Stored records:
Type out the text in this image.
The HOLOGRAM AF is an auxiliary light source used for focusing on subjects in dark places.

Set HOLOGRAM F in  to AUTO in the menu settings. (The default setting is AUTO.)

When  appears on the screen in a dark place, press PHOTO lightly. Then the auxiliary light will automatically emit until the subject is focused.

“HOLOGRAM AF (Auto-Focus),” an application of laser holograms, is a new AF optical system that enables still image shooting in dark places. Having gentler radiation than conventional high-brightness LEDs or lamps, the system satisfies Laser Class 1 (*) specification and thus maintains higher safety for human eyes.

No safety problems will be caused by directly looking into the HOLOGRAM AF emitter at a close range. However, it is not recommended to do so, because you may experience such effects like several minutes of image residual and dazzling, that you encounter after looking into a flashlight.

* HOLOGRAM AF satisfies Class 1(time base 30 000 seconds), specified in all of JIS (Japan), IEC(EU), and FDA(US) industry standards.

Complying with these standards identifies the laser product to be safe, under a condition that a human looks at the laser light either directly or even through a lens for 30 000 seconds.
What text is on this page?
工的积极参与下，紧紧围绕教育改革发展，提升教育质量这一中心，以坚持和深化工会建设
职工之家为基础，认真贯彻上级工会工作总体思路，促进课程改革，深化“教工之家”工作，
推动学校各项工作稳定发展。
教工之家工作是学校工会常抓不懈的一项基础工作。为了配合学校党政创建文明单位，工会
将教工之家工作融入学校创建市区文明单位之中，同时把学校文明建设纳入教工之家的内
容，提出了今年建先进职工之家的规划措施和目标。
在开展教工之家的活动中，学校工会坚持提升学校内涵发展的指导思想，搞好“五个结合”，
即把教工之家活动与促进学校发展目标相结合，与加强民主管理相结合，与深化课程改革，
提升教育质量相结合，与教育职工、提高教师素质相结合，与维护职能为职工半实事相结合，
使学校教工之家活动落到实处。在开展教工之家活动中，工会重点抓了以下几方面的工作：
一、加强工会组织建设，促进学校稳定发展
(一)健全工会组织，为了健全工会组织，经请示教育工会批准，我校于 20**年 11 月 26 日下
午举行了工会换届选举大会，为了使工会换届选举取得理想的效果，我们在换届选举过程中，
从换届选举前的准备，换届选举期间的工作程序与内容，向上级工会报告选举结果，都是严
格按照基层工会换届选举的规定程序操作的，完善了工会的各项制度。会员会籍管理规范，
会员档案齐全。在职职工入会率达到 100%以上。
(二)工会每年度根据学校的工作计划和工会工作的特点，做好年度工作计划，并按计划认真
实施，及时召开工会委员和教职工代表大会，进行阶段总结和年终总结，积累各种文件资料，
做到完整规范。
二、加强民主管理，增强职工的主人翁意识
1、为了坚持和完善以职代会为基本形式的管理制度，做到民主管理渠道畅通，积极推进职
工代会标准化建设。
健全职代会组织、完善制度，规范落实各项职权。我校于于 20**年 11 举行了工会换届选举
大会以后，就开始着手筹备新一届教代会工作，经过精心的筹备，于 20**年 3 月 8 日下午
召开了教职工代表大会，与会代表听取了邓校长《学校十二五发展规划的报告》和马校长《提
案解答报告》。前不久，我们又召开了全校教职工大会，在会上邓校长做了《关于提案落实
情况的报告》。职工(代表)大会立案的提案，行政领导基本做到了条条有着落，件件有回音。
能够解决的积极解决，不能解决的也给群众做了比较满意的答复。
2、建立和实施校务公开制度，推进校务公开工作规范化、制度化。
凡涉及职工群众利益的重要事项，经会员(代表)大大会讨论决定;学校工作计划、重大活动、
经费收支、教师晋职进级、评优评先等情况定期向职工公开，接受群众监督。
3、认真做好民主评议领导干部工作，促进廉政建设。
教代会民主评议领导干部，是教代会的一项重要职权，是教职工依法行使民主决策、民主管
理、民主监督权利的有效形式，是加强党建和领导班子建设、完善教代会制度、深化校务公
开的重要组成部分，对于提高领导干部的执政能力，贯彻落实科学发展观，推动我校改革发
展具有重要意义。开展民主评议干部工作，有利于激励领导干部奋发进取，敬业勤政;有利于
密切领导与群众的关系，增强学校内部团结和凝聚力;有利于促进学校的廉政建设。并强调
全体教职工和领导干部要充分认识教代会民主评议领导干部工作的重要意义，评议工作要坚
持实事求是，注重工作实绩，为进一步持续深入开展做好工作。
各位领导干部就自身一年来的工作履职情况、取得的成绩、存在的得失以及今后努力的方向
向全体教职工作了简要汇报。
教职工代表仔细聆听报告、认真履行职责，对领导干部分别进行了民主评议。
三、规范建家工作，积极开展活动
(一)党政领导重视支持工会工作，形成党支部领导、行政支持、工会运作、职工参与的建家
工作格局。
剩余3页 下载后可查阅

**SHORT PROBLEM**
Extract all of the data exactly as written.

**IN RESPONSE**
Type out the text in this image.
The HOLOGRAM AF is an auxiliary light source used for focusing on subjects in dark places.

Set HOLOGRAM F in  to AUTO in the menu settings. (The default setting is AUTO.)

When  appears on the screen in a dark place, press PHOTO lightly. Then the auxiliary light will automatically emit until the subject is focused.

“HOLOGRAM AF (Auto-Focus),” an application of laser holograms, is a new AF optical system that enables still image shooting in dark places. Having gentler radiation than conventional high-brightness LEDs or lamps, the system satisfies Laser Class 1 (*) specification and thus maintains higher safety for human eyes.

No safety problems will be caused by directly looking into the HOLOGRAM AF emitter at a close range. However, it is not recommended to do so, because you may experience such effects like several minutes of image residual and dazzling, that you encounter after looking into a flashlight.

* HOLOGRAM AF satisfies Class 1(time base 30 000 seconds), specified in all of JIS (Japan), IEC(EU), and FDA(US) industry standards.

Complying with these standards identifies the laser product to be safe, under a condition that a human looks at the laser light either directly or even through a lens for 30 000 seconds.
What text is on this page?
工的积极参与下，紧紧围绕教育改革发展，提升教育质量这一中心，以坚持和深化工会建设
职工之家为基础，认真贯彻上级工会工作总体思路，促进课程改革，深化“教工之家”工作，
推动学校各项工作稳定发展。
教工之家工作是学校工会常抓不懈的一项基础工作。为了配合学校党政创建文明单位，工会
将教工之家工作融入学校创建市区文明单位之中，同时把学校文明建设纳入教工之家的内
容，提出了今年建先进职工之家的规划措施和目标。
在开展教工之家的活动中，学校工会坚持提升学校内涵发展的指导思想，搞好“五个结合”，
即把教工之家活动与促进学校发展目标相结合，与加强民主管理相结合，与深化课程改革，
提升教育质量相结合，与教育职工、提高教师素质相结合，与维护职能为职工半实事相结合，
使学校教工之家活动落到实处。在开展教工之家活动中，工会重点抓了以下几方面的工作：
一、加强工会组织建设，促进学校稳定发展
(一)健全工会组织，为了健全工会组织，经请示教育工会批准，我校于 20**年 11 月 26 日下
午举行了工会换届选举大会，为了使工会换届选举取得理想的效果，我们在换届选举过程中，
从换届选举前的准备，换届选举期间的工作程序与内容，向上级工会报告选举结果，都是严
格按照基层工会换届选举的规定程序操作的，完善了工会的各项制度。会员会籍管理规范，
会员档案齐全。在职职工入会率达到 100%以上。
(二)工会每年度根据学校的工作计划和工会工作的特点，做好年度工作计划，并按计划认真
实施，及时召开工会委员和教职工代表大会，进行阶段总结和年终总结，积累各种文件资料，
做到完整规范。
二、加强民主管理，增强职工的主人翁意识
1、为了坚持和完善以职代会为基本形式的管理制度，做到民主管理渠道畅通，积极推进职
工代会标准化建设。
健全职代会组织、完善制度，规范落实各项职权。我校于于 20**年 11 举行了工会换届选举
大会以后，就开始着手筹备新一届教代会工作，经过精心的筹备，于 20**年 3 月 8 日下午
召开了教职工代表大会，与会代表听取了邓校长《学校十二五发展规划的报告》和马校长《提
案解答报告》。前不久，我们又召开了全校教职工大会，在会上邓校长做了《关于提案落实
情况的报告》。职工(代表)大会立案的提案，行政领导基本做到了条条有着落，件件有回音。
能够解决的积极解决，不能解决的也给群众做了比较满意的答复。
2、建立和实施校务公开制度，推进校务公开工作规范化、制度化。
凡涉及职工群众利益的重要事项，经会员(代表)大大会讨论决定;学校工作计划、重大活动、
经费收支、教师晋职进级、评优评先等情况定期向职工公开，接受群众监督。
3、认真做好民主评议领导干部工作，促进廉政建设。
教代会民主评议领导干部，是教代会的一项重要职权，是教职工依法行使民主决策、民主管
理、民主监督权利的有效形式，是加强党建和领导班子建设、完善教代会制度、深化校务公
开的重要组成部分，对于提高领导干部的执政能力，贯彻落实科学发展观，推动我校改革发
展具有重要意义。开展民主评议干部工作，有利于激励领导干部奋发进取，敬业勤政;有利于
密切领导与群众的关系，增强学校内部团结和凝聚力;有利于促进学校的廉政建设。并强调
全体教职工和领导干部要充分认识教代会民主评议领导干部工作的重要意义，评议工作要坚
持实事求是，注重工作实绩，为进一步持续深入开展做好工作。
各位领导干部就自身一年来的工作履职情况、取得的成绩、存在的得失以及今后努力的方向
向全体教职工作了简要汇报。
教职工代表仔细聆听报告、认真履行职责，对领导干部分别进行了民主评议。
三、规范建家工作，积极开展活动
(一)党政领导重视支持工会工作，形成党支部领导、行政支持、工会运作、职工参与的建家
工作格局。
剩余3页 下载后可查阅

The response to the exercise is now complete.